中部圏、特に愛知県は地理的に日本の中央に当たり、東名および名神高速道路の二大基幹高速道路をはじめ、中央自動車道、東海北陸自動車道など主要な道路が結節する交通の要衝である。その中でも、名古屋市の北に位置し、東西南北への輸送の起点となる小牧IC周辺が物流の中心を担ってきた。これまで新規供給が年間0~2棟と少なかったことも奏功し、このエリアで2010年以降に竣工した物件は、いずれも竣工時に満室稼働という状況が続いた。
• • • • •
* 作業指示 *
本文のうち「中部圏、特に愛知県は地理的に」を含む語句で始まり「満室稼働という状況が続いた。」で終わる部分を、「小牧IC」を「春日井IC」に置き換えて書き直してください。
• • • • •
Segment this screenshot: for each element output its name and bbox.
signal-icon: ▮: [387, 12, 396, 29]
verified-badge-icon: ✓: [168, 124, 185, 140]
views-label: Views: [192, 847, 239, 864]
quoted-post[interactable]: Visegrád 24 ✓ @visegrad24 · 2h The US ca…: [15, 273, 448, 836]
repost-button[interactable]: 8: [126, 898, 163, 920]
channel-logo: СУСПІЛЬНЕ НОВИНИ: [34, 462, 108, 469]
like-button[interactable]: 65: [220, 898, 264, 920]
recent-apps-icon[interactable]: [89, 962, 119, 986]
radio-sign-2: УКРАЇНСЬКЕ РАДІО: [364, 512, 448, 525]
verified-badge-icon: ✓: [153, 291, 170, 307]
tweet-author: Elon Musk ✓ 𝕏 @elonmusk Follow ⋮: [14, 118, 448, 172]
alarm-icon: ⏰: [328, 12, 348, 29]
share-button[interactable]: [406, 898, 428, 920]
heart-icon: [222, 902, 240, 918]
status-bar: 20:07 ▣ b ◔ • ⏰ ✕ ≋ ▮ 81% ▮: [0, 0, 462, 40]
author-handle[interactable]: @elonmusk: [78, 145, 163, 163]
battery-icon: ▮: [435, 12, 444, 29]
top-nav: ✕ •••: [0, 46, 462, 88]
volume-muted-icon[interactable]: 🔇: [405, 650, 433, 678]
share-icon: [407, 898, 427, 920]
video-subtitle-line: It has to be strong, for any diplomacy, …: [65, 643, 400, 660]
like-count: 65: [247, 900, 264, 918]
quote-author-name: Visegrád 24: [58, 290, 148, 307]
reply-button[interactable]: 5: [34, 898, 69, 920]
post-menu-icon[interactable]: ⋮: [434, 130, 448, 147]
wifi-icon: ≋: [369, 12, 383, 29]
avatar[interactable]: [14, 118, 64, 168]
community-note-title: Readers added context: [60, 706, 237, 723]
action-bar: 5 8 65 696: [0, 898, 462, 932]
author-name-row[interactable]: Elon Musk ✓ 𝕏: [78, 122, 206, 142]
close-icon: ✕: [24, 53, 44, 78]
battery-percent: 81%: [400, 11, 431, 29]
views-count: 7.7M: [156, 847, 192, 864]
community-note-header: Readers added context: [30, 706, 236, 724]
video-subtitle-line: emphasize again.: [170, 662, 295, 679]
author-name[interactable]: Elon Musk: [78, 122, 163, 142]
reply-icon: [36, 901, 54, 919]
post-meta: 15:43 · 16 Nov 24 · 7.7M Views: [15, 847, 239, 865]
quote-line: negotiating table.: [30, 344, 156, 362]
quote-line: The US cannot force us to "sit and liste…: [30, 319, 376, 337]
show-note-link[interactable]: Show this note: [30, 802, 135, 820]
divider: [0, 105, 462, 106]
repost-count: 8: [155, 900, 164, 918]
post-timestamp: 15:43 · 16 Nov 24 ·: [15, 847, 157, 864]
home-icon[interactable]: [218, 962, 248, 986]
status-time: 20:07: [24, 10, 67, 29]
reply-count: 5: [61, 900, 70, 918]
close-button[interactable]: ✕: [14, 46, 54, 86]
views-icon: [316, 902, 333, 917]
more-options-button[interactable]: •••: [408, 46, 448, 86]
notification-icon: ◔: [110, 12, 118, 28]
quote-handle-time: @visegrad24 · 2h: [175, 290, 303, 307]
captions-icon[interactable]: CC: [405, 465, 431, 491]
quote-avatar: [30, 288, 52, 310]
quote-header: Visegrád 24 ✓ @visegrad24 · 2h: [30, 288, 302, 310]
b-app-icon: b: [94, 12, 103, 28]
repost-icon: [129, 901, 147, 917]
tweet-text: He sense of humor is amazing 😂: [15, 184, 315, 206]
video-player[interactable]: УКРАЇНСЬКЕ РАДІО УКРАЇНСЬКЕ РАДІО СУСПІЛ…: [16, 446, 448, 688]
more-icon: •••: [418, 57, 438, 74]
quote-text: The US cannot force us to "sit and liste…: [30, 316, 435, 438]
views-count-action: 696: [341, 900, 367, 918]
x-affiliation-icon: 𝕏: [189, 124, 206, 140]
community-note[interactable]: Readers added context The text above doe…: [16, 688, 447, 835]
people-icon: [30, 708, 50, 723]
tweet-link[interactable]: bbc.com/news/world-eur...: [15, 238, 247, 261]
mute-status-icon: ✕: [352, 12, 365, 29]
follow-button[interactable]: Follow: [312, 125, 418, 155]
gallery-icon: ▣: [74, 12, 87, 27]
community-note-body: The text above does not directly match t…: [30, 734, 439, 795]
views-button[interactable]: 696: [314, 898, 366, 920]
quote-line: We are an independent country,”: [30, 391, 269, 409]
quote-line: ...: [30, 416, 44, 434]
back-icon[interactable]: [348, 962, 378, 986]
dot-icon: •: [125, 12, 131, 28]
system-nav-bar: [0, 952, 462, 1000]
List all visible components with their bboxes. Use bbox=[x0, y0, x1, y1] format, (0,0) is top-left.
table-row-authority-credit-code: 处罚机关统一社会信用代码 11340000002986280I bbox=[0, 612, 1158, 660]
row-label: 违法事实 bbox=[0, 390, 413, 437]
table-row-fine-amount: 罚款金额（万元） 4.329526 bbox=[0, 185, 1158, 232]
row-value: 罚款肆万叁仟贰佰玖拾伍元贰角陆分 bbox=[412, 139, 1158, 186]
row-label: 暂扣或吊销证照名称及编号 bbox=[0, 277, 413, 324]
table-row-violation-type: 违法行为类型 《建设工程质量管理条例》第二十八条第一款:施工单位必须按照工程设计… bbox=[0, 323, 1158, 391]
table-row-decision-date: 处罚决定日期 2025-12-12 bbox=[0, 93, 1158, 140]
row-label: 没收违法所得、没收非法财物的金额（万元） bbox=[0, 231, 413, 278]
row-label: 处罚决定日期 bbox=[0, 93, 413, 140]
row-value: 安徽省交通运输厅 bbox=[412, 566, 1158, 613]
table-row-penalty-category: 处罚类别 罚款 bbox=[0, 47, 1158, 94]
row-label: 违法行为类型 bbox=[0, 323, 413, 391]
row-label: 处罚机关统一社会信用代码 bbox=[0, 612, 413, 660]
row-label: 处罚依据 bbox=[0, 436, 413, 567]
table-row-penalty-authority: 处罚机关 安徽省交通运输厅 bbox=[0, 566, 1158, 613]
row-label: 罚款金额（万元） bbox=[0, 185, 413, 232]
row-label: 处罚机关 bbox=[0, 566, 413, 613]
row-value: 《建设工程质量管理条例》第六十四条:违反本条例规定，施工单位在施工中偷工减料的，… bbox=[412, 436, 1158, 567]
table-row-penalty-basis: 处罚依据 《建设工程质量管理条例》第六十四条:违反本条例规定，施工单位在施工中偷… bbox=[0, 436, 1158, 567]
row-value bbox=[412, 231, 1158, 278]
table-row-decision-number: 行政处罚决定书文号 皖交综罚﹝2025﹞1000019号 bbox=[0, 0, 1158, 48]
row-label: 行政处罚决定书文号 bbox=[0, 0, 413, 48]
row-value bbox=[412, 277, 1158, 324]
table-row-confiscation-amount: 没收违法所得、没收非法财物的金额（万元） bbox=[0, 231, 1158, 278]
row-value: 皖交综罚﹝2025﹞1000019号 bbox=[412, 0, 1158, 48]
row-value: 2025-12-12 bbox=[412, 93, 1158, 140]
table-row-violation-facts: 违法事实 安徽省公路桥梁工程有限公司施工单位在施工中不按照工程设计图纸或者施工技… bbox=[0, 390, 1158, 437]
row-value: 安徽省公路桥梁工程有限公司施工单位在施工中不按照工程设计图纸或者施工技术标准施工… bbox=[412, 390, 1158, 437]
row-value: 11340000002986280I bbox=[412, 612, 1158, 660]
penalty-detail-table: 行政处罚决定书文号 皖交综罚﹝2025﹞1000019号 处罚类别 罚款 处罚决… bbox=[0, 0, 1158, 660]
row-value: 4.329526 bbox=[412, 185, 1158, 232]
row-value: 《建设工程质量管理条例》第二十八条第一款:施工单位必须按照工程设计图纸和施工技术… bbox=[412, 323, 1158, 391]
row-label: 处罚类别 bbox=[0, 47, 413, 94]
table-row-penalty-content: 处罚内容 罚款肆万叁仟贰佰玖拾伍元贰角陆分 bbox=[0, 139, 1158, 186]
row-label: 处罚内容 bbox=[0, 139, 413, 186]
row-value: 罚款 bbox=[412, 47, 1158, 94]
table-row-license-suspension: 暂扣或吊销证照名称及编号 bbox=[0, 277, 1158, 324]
• • • • •
* 以下の解答 *
中部圏、特に愛知県は地理的に日本の中央に当たり、東名および名神高速道路の二大基幹高速道路をはじめ、中央自動車道、東海北陸自動車道など主要な道路が結節する交通の要衝である。その中でも、名古屋市の北に位置し、東西南北への輸送の起点となる春日井IC周辺が物流の中心を担ってきた。これまで新規供給が年間0~2棟と少なかったことも奏功し、このエリアで2010年以降に竣工した物件は、いずれも竣工時に満室稼働という状況が続いた。